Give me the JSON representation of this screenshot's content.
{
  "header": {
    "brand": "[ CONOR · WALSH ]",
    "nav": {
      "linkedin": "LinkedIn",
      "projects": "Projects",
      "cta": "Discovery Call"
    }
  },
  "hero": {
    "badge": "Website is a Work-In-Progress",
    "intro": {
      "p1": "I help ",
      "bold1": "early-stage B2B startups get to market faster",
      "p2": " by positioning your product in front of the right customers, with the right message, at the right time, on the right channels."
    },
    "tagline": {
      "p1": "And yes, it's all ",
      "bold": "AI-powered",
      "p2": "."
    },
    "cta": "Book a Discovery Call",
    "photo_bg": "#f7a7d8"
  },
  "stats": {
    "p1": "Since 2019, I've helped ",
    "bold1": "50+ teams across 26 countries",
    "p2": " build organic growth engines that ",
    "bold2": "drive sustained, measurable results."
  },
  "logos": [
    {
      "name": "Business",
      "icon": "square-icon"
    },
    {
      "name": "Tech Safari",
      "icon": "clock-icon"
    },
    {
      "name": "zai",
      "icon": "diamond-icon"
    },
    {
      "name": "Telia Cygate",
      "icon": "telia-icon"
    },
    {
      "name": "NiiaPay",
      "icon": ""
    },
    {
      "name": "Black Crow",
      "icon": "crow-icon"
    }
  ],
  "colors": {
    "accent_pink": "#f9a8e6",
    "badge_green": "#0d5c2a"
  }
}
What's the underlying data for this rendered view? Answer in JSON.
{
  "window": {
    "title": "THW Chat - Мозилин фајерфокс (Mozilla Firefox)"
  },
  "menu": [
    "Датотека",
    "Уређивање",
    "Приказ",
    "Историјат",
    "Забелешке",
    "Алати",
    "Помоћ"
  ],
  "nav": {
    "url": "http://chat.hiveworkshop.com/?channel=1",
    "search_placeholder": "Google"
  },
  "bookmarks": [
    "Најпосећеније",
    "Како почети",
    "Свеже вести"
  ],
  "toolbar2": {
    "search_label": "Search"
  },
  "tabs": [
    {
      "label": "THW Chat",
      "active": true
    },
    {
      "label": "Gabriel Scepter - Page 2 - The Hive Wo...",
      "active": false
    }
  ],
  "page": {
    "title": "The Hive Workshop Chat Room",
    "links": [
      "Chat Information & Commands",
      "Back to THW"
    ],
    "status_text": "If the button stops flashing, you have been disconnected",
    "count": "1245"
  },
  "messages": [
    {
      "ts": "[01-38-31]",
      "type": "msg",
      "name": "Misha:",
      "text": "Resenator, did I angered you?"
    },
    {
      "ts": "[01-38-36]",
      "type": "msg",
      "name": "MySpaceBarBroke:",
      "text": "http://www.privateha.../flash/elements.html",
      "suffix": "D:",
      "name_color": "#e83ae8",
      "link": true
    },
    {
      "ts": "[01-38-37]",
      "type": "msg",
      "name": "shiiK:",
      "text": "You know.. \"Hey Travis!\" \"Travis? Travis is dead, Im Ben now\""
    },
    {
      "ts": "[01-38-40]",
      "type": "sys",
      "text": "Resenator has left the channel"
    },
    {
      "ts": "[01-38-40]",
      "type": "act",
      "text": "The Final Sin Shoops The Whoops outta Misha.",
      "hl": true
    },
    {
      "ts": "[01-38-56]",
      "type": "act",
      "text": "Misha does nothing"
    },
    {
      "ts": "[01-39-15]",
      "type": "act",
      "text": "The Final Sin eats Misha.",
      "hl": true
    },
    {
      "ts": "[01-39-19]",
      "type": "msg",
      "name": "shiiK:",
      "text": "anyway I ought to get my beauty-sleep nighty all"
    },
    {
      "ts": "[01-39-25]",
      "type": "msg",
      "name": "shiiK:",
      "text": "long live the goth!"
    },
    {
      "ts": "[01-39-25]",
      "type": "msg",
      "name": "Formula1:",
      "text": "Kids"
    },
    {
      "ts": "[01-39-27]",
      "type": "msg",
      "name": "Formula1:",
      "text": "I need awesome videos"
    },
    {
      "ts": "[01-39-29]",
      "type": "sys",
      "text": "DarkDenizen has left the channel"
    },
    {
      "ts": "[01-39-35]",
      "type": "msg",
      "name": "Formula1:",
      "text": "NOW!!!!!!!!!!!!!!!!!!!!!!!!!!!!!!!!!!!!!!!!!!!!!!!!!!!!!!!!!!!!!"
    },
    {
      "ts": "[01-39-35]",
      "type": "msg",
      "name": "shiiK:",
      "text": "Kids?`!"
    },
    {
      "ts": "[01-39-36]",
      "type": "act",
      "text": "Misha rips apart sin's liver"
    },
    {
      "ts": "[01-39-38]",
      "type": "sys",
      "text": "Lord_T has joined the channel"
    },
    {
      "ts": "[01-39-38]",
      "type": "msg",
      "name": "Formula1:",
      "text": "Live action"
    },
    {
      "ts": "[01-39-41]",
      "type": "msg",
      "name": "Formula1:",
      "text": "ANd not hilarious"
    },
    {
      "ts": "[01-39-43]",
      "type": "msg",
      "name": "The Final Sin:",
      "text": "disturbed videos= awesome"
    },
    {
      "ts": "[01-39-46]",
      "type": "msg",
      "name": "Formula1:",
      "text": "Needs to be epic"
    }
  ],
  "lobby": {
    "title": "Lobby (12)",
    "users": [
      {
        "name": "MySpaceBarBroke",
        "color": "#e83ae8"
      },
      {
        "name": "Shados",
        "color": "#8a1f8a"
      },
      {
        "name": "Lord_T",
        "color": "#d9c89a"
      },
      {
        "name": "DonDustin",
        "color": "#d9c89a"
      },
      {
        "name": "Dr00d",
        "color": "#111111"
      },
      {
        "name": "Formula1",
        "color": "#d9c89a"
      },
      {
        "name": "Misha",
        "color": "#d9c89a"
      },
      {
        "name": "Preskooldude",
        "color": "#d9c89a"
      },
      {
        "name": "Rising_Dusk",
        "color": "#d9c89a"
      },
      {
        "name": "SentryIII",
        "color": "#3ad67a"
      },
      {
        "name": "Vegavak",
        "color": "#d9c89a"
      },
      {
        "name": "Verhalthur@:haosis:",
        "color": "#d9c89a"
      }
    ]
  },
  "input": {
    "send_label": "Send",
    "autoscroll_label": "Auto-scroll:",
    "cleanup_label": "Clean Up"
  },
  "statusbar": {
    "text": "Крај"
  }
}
# # # # # # #
# [DO THIS]
Look through the entries above; copy every line holding the string "Discovery".

# [SOLUTION FOR THIS PROBLEM]
      "cta": "Discovery Call"
    "cta": "Book a Discovery Call",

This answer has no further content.